Every line of the listing must be reproduced as it stands. Leave the images behind.
###
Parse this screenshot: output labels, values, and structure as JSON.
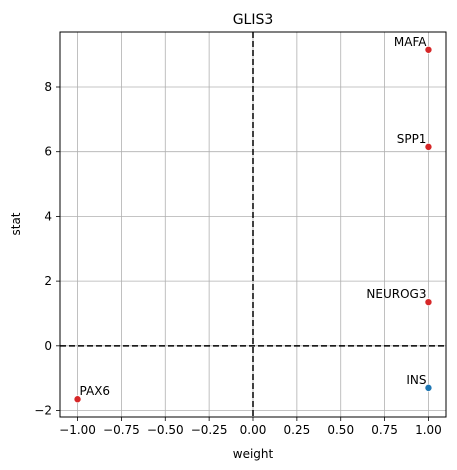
{
  "chart_data": {
    "type": "scatter",
    "title": "GLIS3",
    "xlabel": "weight",
    "ylabel": "stat",
    "xlim": [
      -1.1,
      1.1
    ],
    "ylim": [
      -2.2,
      9.7
    ],
    "xticks": [
      -1.0,
      -0.75,
      -0.5,
      -0.25,
      0.0,
      0.25,
      0.5,
      0.75,
      1.0
    ],
    "xtick_labels": [
      "−1.00",
      "−0.75",
      "−0.50",
      "−0.25",
      "0.00",
      "0.25",
      "0.50",
      "0.75",
      "1.00"
    ],
    "yticks": [
      -2,
      0,
      2,
      4,
      6,
      8
    ],
    "ytick_labels": [
      "−2",
      "0",
      "2",
      "4",
      "6",
      "8"
    ],
    "grid": true,
    "reference_lines": {
      "x": 0,
      "y": 0,
      "style": "dashed"
    },
    "points": [
      {
        "label": "MAFA",
        "x": 1.0,
        "y": 9.15,
        "color": "#d62728"
      },
      {
        "label": "SPP1",
        "x": 1.0,
        "y": 6.15,
        "color": "#d62728"
      },
      {
        "label": "NEUROG3",
        "x": 1.0,
        "y": 1.35,
        "color": "#d62728"
      },
      {
        "label": "INS",
        "x": 1.0,
        "y": -1.3,
        "color": "#1f77b4"
      },
      {
        "label": "PAX6",
        "x": -1.0,
        "y": -1.65,
        "color": "#d62728"
      }
    ]
  }
}
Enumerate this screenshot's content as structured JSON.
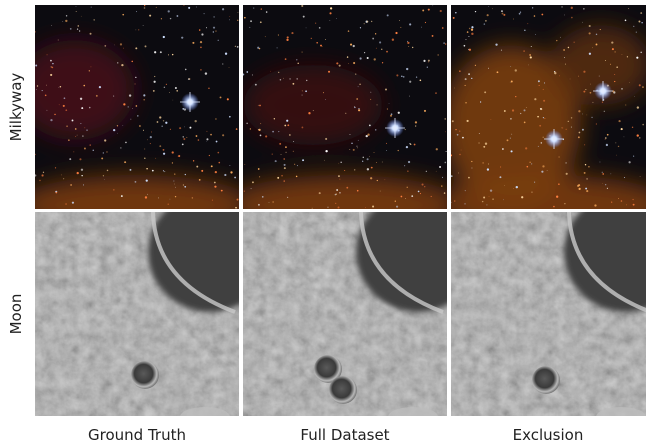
{
  "row_labels": [
    "Milkyway",
    "Moon"
  ],
  "column_labels": [
    "Ground Truth",
    "Full Dataset",
    "Exclusion"
  ]
}
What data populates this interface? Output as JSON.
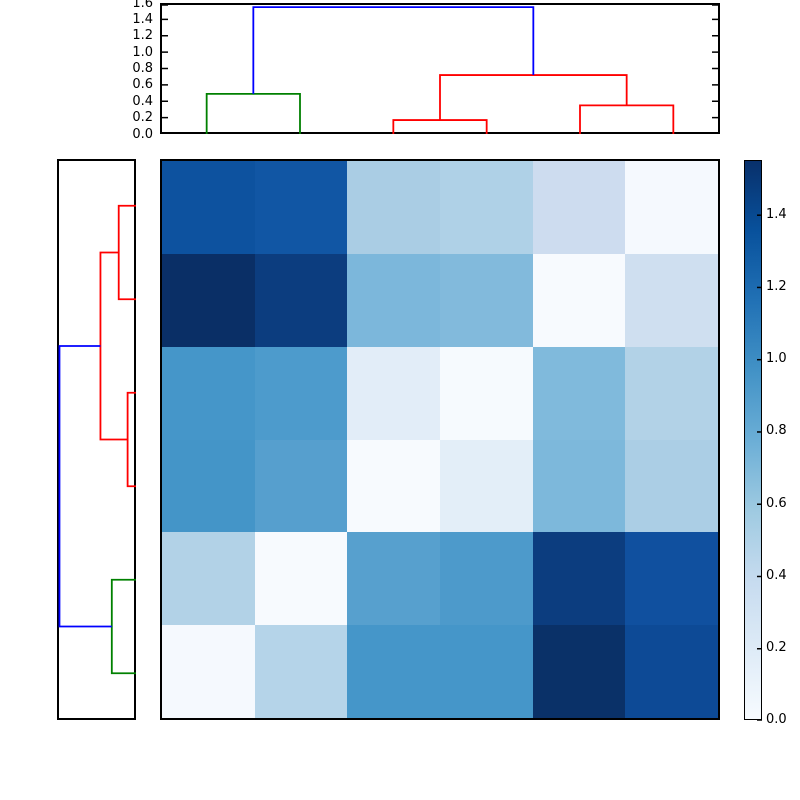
{
  "figure": {
    "background": "#ffffff",
    "title": ""
  },
  "chart_data": {
    "type": "heatmap",
    "description": "Hierarchically clustered distance matrix heatmap with column dendrogram (top), row dendrogram (left) and colorbar (right). No row/column labels are shown.",
    "colormap": "Blues",
    "vmin": 0.0,
    "vmax": 1.55,
    "n_rows": 6,
    "n_cols": 6,
    "matrix_values": [
      [
        1.35,
        1.32,
        0.55,
        0.53,
        0.35,
        0.0
      ],
      [
        1.54,
        1.46,
        0.72,
        0.7,
        0.0,
        0.34
      ],
      [
        0.96,
        0.92,
        0.17,
        0.0,
        0.7,
        0.49
      ],
      [
        0.96,
        0.89,
        0.0,
        0.17,
        0.71,
        0.54
      ],
      [
        0.49,
        0.0,
        0.9,
        0.92,
        1.46,
        1.36
      ],
      [
        0.0,
        0.5,
        0.96,
        0.96,
        1.53,
        1.4
      ]
    ],
    "cell_colors": [
      [
        "#0d529f",
        "#1156a4",
        "#aacde4",
        "#afd1e7",
        "#cddcef",
        "#f5f9fe"
      ],
      [
        "#0a2f66",
        "#0c3d7f",
        "#7cb7db",
        "#82badc",
        "#f7fafe",
        "#cfdff0"
      ],
      [
        "#4596c9",
        "#4d9bcc",
        "#e2edf8",
        "#f6fafe",
        "#80badc",
        "#b2d2e7"
      ],
      [
        "#4495c8",
        "#569fce",
        "#f7fafe",
        "#e3eef8",
        "#7db8db",
        "#abcee5"
      ],
      [
        "#b2d2e7",
        "#f7fafe",
        "#57a0ce",
        "#4d9acb",
        "#0c3d7f",
        "#10509f"
      ],
      [
        "#f5f9fe",
        "#b5d4e9",
        "#4596c9",
        "#4596c9",
        "#0a3168",
        "#0d4a96"
      ]
    ],
    "column_dendrogram": {
      "orientation": "top",
      "ylim": [
        0,
        1.6
      ],
      "tick_labels": [
        "0.0",
        "0.2",
        "0.4",
        "0.6",
        "0.8",
        "1.0",
        "1.2",
        "1.4",
        "1.6"
      ],
      "tick_values": [
        0,
        0.2,
        0.4,
        0.6,
        0.8,
        1.0,
        1.2,
        1.4,
        1.6
      ],
      "merges": [
        {
          "children_pos": [
            0.5,
            1.5
          ],
          "children_h": [
            0,
            0
          ],
          "height": 0.49,
          "color": "#008000"
        },
        {
          "children_pos": [
            2.5,
            3.5
          ],
          "children_h": [
            0,
            0
          ],
          "height": 0.17,
          "color": "#ff0000"
        },
        {
          "children_pos": [
            4.5,
            5.5
          ],
          "children_h": [
            0,
            0
          ],
          "height": 0.35,
          "color": "#ff0000"
        },
        {
          "children_pos": [
            3.0,
            5.0
          ],
          "children_h": [
            0.17,
            0.35
          ],
          "height": 0.72,
          "color": "#ff0000"
        },
        {
          "children_pos": [
            1.0,
            4.0
          ],
          "children_h": [
            0.49,
            0.72
          ],
          "height": 1.55,
          "color": "#0000ff"
        }
      ]
    },
    "row_dendrogram": {
      "orientation": "left",
      "xlim": [
        0,
        1.6
      ],
      "tick_labels": [],
      "merges": [
        {
          "children_pos": [
            0.5,
            1.5
          ],
          "children_h": [
            0,
            0
          ],
          "height": 0.35,
          "color": "#ff0000"
        },
        {
          "children_pos": [
            2.5,
            3.5
          ],
          "children_h": [
            0,
            0
          ],
          "height": 0.17,
          "color": "#ff0000"
        },
        {
          "children_pos": [
            1.0,
            3.0
          ],
          "children_h": [
            0.35,
            0.17
          ],
          "height": 0.72,
          "color": "#ff0000"
        },
        {
          "children_pos": [
            4.5,
            5.5
          ],
          "children_h": [
            0,
            0
          ],
          "height": 0.49,
          "color": "#008000"
        },
        {
          "children_pos": [
            2.0,
            5.0
          ],
          "children_h": [
            0.72,
            0.49
          ],
          "height": 1.55,
          "color": "#0000ff"
        }
      ]
    },
    "colorbar": {
      "tick_labels": [
        "0.0",
        "0.2",
        "0.4",
        "0.6",
        "0.8",
        "1.0",
        "1.2",
        "1.4"
      ],
      "tick_values": [
        0,
        0.2,
        0.4,
        0.6,
        0.8,
        1.0,
        1.2,
        1.4
      ],
      "vmin": 0.0,
      "vmax": 1.55,
      "gradient": [
        {
          "t": 0.0,
          "color": "#f7fbff"
        },
        {
          "t": 0.125,
          "color": "#deebf7"
        },
        {
          "t": 0.25,
          "color": "#c6dbef"
        },
        {
          "t": 0.375,
          "color": "#9ecae1"
        },
        {
          "t": 0.5,
          "color": "#6baed6"
        },
        {
          "t": 0.625,
          "color": "#4292c6"
        },
        {
          "t": 0.75,
          "color": "#2171b5"
        },
        {
          "t": 0.875,
          "color": "#08519c"
        },
        {
          "t": 1.0,
          "color": "#08306b"
        }
      ]
    },
    "style": {
      "spine_color": "#000000",
      "spine_width": 2,
      "dendro_line_width": 1.8,
      "tick_length": 6,
      "tick_direction": "in"
    }
  }
}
###
## Solution
Parse this screenshot: output labels, values, and structure as JSON.
{
  "chart_data": {
    "type": "scatter",
    "title": "GLIS3",
    "xlabel": "weight",
    "ylabel": "stat",
    "xlim": [
      -1.1,
      1.1
    ],
    "ylim": [
      -2.2,
      9.7
    ],
    "xticks": [
      -1.0,
      -0.75,
      -0.5,
      -0.25,
      0.0,
      0.25,
      0.5,
      0.75,
      1.0
    ],
    "xtick_labels": [
      "−1.00",
      "−0.75",
      "−0.50",
      "−0.25",
      "0.00",
      "0.25",
      "0.50",
      "0.75",
      "1.00"
    ],
    "yticks": [
      -2,
      0,
      2,
      4,
      6,
      8
    ],
    "ytick_labels": [
      "−2",
      "0",
      "2",
      "4",
      "6",
      "8"
    ],
    "grid": true,
    "reference_lines": {
      "x": 0,
      "y": 0,
      "style": "dashed"
    },
    "points": [
      {
        "label": "MAFA",
        "x": 1.0,
        "y": 9.15,
        "color": "#d62728"
      },
      {
        "label": "SPP1",
        "x": 1.0,
        "y": 6.15,
        "color": "#d62728"
      },
      {
        "label": "NEUROG3",
        "x": 1.0,
        "y": 1.35,
        "color": "#d62728"
      },
      {
        "label": "INS",
        "x": 1.0,
        "y": -1.3,
        "color": "#1f77b4"
      },
      {
        "label": "PAX6",
        "x": -1.0,
        "y": -1.65,
        "color": "#d62728"
      }
    ]
  }
}
Enumerate this screenshot's content as structured JSON.
{
  "row_labels": [
    "Milkyway",
    "Moon"
  ],
  "column_labels": [
    "Ground Truth",
    "Full Dataset",
    "Exclusion"
  ]
}
What data populates this interface? Output as JSON.
{
  "figure": {
    "background": "#ffffff",
    "title": ""
  },
  "chart_data": {
    "type": "heatmap",
    "description": "Hierarchically clustered distance matrix heatmap with column dendrogram (top), row dendrogram (left) and colorbar (right). No row/column labels are shown.",
    "colormap": "Blues",
    "vmin": 0.0,
    "vmax": 1.55,
    "n_rows": 6,
    "n_cols": 6,
    "matrix_values": [
      [
        1.35,
        1.32,
        0.55,
        0.53,
        0.35,
        0.0
      ],
      [
        1.54,
        1.46,
        0.72,
        0.7,
        0.0,
        0.34
      ],
      [
        0.96,
        0.92,
        0.17,
        0.0,
        0.7,
        0.49
      ],
      [
        0.96,
        0.89,
        0.0,
        0.17,
        0.71,
        0.54
      ],
      [
        0.49,
        0.0,
        0.9,
        0.92,
        1.46,
        1.36
      ],
      [
        0.0,
        0.5,
        0.96,
        0.96,
        1.53,
        1.4
      ]
    ],
    "cell_colors": [
      [
        "#0d529f",
        "#1156a4",
        "#aacde4",
        "#afd1e7",
        "#cddcef",
        "#f5f9fe"
      ],
      [
        "#0a2f66",
        "#0c3d7f",
        "#7cb7db",
        "#82badc",
        "#f7fafe",
        "#cfdff0"
      ],
      [
        "#4596c9",
        "#4d9bcc",
        "#e2edf8",
        "#f6fafe",
        "#80badc",
        "#b2d2e7"
      ],
      [
        "#4495c8",
        "#569fce",
        "#f7fafe",
        "#e3eef8",
        "#7db8db",
        "#abcee5"
      ],
      [
        "#b2d2e7",
        "#f7fafe",
        "#57a0ce",
        "#4d9acb",
        "#0c3d7f",
        "#10509f"
      ],
      [
        "#f5f9fe",
        "#b5d4e9",
        "#4596c9",
        "#4596c9",
        "#0a3168",
        "#0d4a96"
      ]
    ],
    "column_dendrogram": {
      "orientation": "top",
      "ylim": [
        0,
        1.6
      ],
      "tick_labels": [
        "0.0",
        "0.2",
        "0.4",
        "0.6",
        "0.8",
        "1.0",
        "1.2",
        "1.4",
        "1.6"
      ],
      "tick_values": [
        0,
        0.2,
        0.4,
        0.6,
        0.8,
        1.0,
        1.2,
        1.4,
        1.6
      ],
      "merges": [
        {
          "children_pos": [
            0.5,
            1.5
          ],
          "children_h": [
            0,
            0
          ],
          "height": 0.49,
          "color": "#008000"
        },
        {
          "children_pos": [
            2.5,
            3.5
          ],
          "children_h": [
            0,
            0
          ],
          "height": 0.17,
          "color": "#ff0000"
        },
        {
          "children_pos": [
            4.5,
            5.5
          ],
          "children_h": [
            0,
            0
          ],
          "height": 0.35,
          "color": "#ff0000"
        },
        {
          "children_pos": [
            3.0,
            5.0
          ],
          "children_h": [
            0.17,
            0.35
          ],
          "height": 0.72,
          "color": "#ff0000"
        },
        {
          "children_pos": [
            1.0,
            4.0
          ],
          "children_h": [
            0.49,
            0.72
          ],
          "height": 1.55,
          "color": "#0000ff"
        }
      ]
    },
    "row_dendrogram": {
      "orientation": "left",
      "xlim": [
        0,
        1.6
      ],
      "tick_labels": [],
      "merges": [
        {
          "children_pos": [
            0.5,
            1.5
          ],
          "children_h": [
            0,
            0
          ],
          "height": 0.35,
          "color": "#ff0000"
        },
        {
          "children_pos": [
            2.5,
            3.5
          ],
          "children_h": [
            0,
            0
          ],
          "height": 0.17,
          "color": "#ff0000"
        },
        {
          "children_pos": [
            1.0,
            3.0
          ],
          "children_h": [
            0.35,
            0.17
          ],
          "height": 0.72,
          "color": "#ff0000"
        },
        {
          "children_pos": [
            4.5,
            5.5
          ],
          "children_h": [
            0,
            0
          ],
          "height": 0.49,
          "color": "#008000"
        },
        {
          "children_pos": [
            2.0,
            5.0
          ],
          "children_h": [
            0.72,
            0.49
          ],
          "height": 1.55,
          "color": "#0000ff"
        }
      ]
    },
    "colorbar": {
      "tick_labels": [
        "0.0",
        "0.2",
        "0.4",
        "0.6",
        "0.8",
        "1.0",
        "1.2",
        "1.4"
      ],
      "tick_values": [
        0,
        0.2,
        0.4,
        0.6,
        0.8,
        1.0,
        1.2,
        1.4
      ],
      "vmin": 0.0,
      "vmax": 1.55,
      "gradient": [
        {
          "t": 0.0,
          "color": "#f7fbff"
        },
        {
          "t": 0.125,
          "color": "#deebf7"
        },
        {
          "t": 0.25,
          "color": "#c6dbef"
        },
        {
          "t": 0.375,
          "color": "#9ecae1"
        },
        {
          "t": 0.5,
          "color": "#6baed6"
        },
        {
          "t": 0.625,
          "color": "#4292c6"
        },
        {
          "t": 0.75,
          "color": "#2171b5"
        },
        {
          "t": 0.875,
          "color": "#08519c"
        },
        {
          "t": 1.0,
          "color": "#08306b"
        }
      ]
    },
    "style": {
      "spine_color": "#000000",
      "spine_width": 2,
      "dendro_line_width": 1.8,
      "tick_length": 6,
      "tick_direction": "in"
    }
  }
}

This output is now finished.